Required task:
Copy out the data exactly, leaving the pictures behind.

— Begin Data for this task —

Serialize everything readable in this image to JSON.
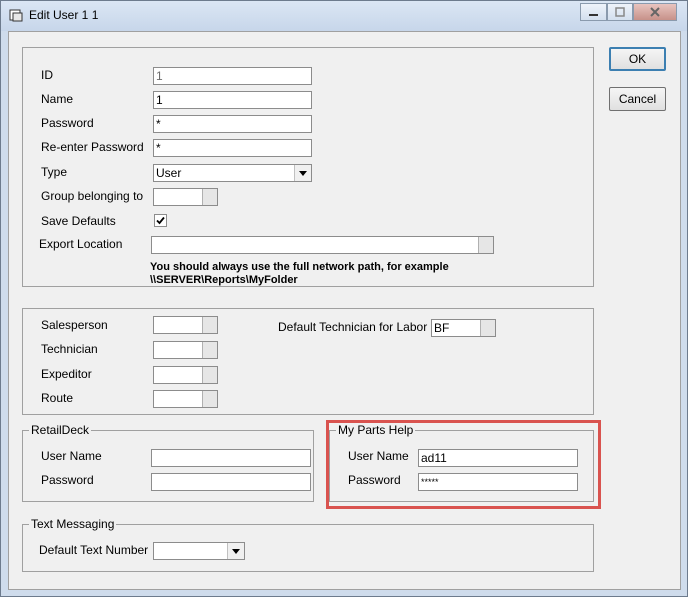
{
  "window": {
    "title": "Edit User 1 1"
  },
  "buttons": {
    "ok": "OK",
    "cancel": "Cancel"
  },
  "user": {
    "id_label": "ID",
    "id_value": "1",
    "name_label": "Name",
    "name_value": "1",
    "password_label": "Password",
    "password_value": "*",
    "reenter_label": "Re-enter Password",
    "reenter_value": "*",
    "type_label": "Type",
    "type_value": "User",
    "group_label": "Group belonging to",
    "group_value": "",
    "save_defaults_label": "Save Defaults",
    "save_defaults_checked": true,
    "export_label": "Export Location",
    "export_value": "",
    "note_line1": "You should always use the full network path, for example",
    "note_line2": "\\\\SERVER\\Reports\\MyFolder"
  },
  "roles": {
    "salesperson_label": "Salesperson",
    "technician_label": "Technician",
    "expeditor_label": "Expeditor",
    "route_label": "Route",
    "default_tech_label": "Default Technician for Labor",
    "default_tech_value": "BF"
  },
  "retaildeck": {
    "legend": "RetailDeck",
    "username_label": "User Name",
    "username_value": "",
    "password_label": "Password",
    "password_value": ""
  },
  "myparts": {
    "legend": "My Parts Help",
    "username_label": "User Name",
    "username_value": "ad11",
    "password_label": "Password",
    "password_value": "*****"
  },
  "text_messaging": {
    "legend": "Text Messaging",
    "default_number_label": "Default Text Number",
    "default_number_value": ""
  },
  "colors": {
    "highlight": "#d9534f",
    "window_frame": "#cfdcec",
    "client_bg": "#f0f0f0"
  }
}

— End Data for this task —

Task response:
Serialize everything readable in this image to JSON.
{
  "window": {
    "title": "Edit User 1 1"
  },
  "buttons": {
    "ok": "OK",
    "cancel": "Cancel"
  },
  "user": {
    "id_label": "ID",
    "id_value": "1",
    "name_label": "Name",
    "name_value": "1",
    "password_label": "Password",
    "password_value": "*",
    "reenter_label": "Re-enter Password",
    "reenter_value": "*",
    "type_label": "Type",
    "type_value": "User",
    "group_label": "Group belonging to",
    "group_value": "",
    "save_defaults_label": "Save Defaults",
    "save_defaults_checked": true,
    "export_label": "Export Location",
    "export_value": "",
    "note_line1": "You should always use the full network path, for example",
    "note_line2": "\\\\SERVER\\Reports\\MyFolder"
  },
  "roles": {
    "salesperson_label": "Salesperson",
    "technician_label": "Technician",
    "expeditor_label": "Expeditor",
    "route_label": "Route",
    "default_tech_label": "Default Technician for Labor",
    "default_tech_value": "BF"
  },
  "retaildeck": {
    "legend": "RetailDeck",
    "username_label": "User Name",
    "username_value": "",
    "password_label": "Password",
    "password_value": ""
  },
  "myparts": {
    "legend": "My Parts Help",
    "username_label": "User Name",
    "username_value": "ad11",
    "password_label": "Password",
    "password_value": "*****"
  },
  "text_messaging": {
    "legend": "Text Messaging",
    "default_number_label": "Default Text Number",
    "default_number_value": ""
  },
  "colors": {
    "highlight": "#d9534f",
    "window_frame": "#cfdcec",
    "client_bg": "#f0f0f0"
  }
}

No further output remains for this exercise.